- [EXERCISE REQUIREMENTS]:
In the entries, find all lines that hold the word "Percent" and copy them.

- [INPUT RECORDS]:
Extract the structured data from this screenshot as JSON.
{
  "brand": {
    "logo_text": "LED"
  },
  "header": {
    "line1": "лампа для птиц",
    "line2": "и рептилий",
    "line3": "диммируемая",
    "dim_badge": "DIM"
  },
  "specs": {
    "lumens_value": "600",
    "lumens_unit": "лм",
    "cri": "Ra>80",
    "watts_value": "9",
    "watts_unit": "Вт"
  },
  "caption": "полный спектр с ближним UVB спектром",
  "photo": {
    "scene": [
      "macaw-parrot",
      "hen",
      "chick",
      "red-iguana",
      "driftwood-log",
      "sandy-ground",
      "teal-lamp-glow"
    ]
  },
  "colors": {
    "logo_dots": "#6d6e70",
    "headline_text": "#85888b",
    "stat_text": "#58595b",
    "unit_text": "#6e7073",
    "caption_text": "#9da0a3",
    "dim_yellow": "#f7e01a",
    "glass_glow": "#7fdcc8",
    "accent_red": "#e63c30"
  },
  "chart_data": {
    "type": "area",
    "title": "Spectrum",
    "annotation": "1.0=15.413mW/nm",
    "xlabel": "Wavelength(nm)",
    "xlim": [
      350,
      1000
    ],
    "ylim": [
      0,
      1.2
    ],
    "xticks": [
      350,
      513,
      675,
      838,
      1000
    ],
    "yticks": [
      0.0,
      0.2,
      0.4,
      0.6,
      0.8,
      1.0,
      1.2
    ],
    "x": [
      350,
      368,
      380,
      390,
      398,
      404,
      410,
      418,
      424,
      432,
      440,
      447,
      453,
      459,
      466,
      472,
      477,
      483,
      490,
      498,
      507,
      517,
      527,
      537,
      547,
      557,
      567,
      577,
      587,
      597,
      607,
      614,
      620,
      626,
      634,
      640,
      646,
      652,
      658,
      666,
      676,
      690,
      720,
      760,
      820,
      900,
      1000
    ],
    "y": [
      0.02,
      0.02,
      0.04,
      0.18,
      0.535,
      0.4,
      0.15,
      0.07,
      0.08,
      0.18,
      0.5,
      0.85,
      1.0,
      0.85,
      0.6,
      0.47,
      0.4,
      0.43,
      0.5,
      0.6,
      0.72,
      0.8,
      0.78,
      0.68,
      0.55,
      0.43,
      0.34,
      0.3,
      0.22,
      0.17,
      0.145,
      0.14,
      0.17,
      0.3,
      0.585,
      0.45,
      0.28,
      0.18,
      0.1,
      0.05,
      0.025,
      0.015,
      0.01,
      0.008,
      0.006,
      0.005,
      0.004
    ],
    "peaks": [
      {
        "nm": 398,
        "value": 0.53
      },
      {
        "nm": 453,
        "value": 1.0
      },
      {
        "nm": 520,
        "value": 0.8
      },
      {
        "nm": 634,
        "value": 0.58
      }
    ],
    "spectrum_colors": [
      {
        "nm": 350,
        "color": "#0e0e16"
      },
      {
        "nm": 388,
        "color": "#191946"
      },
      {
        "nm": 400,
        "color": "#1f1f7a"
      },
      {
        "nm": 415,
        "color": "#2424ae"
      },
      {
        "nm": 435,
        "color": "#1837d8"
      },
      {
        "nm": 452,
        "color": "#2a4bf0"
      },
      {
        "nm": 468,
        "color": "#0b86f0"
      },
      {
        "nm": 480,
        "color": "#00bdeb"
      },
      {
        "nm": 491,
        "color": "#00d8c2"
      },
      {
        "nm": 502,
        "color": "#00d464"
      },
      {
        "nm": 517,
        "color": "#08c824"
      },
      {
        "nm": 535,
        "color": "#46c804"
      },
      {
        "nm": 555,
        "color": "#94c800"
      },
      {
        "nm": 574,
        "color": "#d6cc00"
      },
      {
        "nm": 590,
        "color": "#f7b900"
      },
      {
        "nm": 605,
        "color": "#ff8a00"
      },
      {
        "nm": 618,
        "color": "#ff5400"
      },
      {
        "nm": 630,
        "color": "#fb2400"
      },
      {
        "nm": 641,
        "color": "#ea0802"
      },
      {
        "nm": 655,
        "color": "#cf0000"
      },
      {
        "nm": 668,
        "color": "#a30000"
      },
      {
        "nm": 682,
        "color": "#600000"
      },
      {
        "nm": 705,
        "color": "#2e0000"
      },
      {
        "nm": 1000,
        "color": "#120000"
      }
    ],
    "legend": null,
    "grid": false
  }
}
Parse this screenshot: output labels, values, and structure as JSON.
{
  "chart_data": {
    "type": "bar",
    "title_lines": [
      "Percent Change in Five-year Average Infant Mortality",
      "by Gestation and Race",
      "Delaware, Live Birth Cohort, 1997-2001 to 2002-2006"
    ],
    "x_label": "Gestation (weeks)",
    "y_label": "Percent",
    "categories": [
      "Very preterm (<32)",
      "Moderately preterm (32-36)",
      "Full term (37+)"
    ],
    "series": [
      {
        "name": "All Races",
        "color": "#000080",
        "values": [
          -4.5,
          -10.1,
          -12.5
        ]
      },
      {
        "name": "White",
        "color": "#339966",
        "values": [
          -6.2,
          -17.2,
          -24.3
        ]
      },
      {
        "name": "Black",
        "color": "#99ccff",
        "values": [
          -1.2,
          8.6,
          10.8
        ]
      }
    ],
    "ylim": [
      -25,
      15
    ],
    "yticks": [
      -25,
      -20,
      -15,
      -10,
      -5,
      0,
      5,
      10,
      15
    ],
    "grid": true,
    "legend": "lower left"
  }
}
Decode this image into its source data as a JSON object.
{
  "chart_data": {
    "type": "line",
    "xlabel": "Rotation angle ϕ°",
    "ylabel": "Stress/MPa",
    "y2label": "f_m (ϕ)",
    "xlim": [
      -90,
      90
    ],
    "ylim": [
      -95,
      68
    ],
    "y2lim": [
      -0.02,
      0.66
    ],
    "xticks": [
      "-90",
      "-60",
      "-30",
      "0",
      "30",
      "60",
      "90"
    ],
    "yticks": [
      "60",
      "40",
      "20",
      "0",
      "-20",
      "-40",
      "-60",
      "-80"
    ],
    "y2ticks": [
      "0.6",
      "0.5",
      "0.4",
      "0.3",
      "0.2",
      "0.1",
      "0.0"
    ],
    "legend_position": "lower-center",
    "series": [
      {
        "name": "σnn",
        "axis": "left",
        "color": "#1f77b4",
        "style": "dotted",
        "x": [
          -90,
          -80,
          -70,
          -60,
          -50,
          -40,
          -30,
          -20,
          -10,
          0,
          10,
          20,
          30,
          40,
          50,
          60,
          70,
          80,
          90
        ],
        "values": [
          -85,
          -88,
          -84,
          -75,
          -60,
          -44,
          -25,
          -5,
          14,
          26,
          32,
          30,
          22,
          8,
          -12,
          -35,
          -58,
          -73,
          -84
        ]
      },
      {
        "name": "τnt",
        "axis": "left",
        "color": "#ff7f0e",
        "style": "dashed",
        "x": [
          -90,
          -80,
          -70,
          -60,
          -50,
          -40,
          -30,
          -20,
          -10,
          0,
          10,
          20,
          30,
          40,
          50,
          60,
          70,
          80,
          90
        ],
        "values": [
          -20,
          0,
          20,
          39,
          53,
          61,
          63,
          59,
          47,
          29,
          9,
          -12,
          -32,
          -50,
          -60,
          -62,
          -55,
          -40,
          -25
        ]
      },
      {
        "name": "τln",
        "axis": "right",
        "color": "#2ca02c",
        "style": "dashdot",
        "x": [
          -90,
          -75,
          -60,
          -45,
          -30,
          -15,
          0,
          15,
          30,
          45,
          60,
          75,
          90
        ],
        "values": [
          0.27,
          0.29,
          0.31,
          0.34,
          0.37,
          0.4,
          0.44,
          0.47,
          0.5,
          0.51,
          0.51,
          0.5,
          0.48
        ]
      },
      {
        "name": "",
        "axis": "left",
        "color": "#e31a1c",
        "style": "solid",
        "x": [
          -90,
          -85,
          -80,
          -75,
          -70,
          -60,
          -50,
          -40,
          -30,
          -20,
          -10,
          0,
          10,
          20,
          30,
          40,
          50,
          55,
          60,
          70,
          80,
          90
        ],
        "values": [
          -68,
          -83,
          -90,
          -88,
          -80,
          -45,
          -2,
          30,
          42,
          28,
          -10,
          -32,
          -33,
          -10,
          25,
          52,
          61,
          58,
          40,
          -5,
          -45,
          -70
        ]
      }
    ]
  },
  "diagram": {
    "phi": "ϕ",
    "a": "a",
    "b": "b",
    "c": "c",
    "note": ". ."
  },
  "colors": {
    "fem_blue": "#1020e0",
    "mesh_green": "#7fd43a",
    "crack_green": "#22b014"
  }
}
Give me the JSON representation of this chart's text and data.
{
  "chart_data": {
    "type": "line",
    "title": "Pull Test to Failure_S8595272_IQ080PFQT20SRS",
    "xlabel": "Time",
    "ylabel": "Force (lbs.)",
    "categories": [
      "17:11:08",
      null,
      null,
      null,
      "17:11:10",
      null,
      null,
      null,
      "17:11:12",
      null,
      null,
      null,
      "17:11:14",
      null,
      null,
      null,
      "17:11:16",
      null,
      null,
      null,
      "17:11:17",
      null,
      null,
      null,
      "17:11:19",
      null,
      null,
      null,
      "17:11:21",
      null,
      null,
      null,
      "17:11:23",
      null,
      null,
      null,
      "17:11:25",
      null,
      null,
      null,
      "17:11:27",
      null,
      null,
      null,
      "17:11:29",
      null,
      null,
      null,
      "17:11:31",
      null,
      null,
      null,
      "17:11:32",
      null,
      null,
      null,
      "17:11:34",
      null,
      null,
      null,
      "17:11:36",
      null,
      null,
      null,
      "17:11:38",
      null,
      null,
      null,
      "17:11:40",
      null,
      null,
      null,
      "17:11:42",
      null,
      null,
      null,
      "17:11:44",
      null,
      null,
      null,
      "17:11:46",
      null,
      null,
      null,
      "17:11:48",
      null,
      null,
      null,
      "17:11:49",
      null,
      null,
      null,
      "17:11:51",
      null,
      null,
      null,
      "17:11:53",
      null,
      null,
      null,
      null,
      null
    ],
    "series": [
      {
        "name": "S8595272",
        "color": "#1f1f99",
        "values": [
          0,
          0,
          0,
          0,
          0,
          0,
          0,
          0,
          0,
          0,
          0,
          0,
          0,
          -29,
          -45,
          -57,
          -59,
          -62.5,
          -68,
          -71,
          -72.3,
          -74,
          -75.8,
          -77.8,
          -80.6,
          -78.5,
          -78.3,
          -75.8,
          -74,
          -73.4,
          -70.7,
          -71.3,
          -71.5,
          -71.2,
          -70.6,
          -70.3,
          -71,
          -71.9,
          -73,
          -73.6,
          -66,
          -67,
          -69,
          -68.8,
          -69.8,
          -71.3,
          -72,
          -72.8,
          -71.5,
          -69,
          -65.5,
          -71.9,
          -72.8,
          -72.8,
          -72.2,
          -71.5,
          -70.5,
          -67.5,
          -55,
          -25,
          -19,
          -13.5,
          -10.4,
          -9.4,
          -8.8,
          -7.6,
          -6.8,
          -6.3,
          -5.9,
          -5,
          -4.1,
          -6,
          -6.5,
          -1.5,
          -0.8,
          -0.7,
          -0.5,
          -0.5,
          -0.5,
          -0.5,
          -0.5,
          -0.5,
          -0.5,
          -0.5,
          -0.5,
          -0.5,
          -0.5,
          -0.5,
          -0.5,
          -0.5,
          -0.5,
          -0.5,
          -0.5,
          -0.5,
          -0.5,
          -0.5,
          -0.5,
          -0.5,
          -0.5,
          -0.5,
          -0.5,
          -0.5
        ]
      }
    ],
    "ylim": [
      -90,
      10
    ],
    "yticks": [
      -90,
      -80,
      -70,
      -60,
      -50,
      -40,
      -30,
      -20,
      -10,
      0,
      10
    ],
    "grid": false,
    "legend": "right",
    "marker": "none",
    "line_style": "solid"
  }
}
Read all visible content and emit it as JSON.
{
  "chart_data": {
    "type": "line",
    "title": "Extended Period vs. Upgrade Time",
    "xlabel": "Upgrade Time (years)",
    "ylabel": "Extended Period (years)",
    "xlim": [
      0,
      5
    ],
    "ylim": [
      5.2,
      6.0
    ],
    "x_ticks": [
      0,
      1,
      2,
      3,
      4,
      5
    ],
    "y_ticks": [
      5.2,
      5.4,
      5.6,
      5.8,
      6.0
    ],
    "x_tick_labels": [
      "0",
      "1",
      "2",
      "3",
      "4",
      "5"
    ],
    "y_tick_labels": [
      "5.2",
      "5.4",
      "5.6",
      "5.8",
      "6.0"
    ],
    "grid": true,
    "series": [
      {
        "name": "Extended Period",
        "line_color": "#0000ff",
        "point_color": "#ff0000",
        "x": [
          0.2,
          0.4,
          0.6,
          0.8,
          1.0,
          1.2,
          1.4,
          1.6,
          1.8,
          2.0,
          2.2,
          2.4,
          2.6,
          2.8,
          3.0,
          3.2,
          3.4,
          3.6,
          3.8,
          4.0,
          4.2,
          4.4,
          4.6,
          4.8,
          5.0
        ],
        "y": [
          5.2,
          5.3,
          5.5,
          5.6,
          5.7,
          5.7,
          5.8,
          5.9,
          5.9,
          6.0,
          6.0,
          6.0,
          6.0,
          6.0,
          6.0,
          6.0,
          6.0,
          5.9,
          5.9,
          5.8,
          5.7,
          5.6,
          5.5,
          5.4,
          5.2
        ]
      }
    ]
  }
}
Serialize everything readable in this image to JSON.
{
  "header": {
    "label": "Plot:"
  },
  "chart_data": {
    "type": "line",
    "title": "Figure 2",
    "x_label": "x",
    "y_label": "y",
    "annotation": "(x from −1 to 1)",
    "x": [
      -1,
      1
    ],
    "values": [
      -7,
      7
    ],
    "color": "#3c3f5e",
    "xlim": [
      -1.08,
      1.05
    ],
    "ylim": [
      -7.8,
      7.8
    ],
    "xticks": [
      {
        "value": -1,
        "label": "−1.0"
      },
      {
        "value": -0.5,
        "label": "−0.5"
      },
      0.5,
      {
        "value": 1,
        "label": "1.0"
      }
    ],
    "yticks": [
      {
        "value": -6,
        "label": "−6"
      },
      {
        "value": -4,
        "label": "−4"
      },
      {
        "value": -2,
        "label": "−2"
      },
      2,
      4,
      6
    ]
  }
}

- [RESULT OF THIS TASK]:
      "Percent Change in Five-year Average Infant Mortality",
    "y_label": "Percent",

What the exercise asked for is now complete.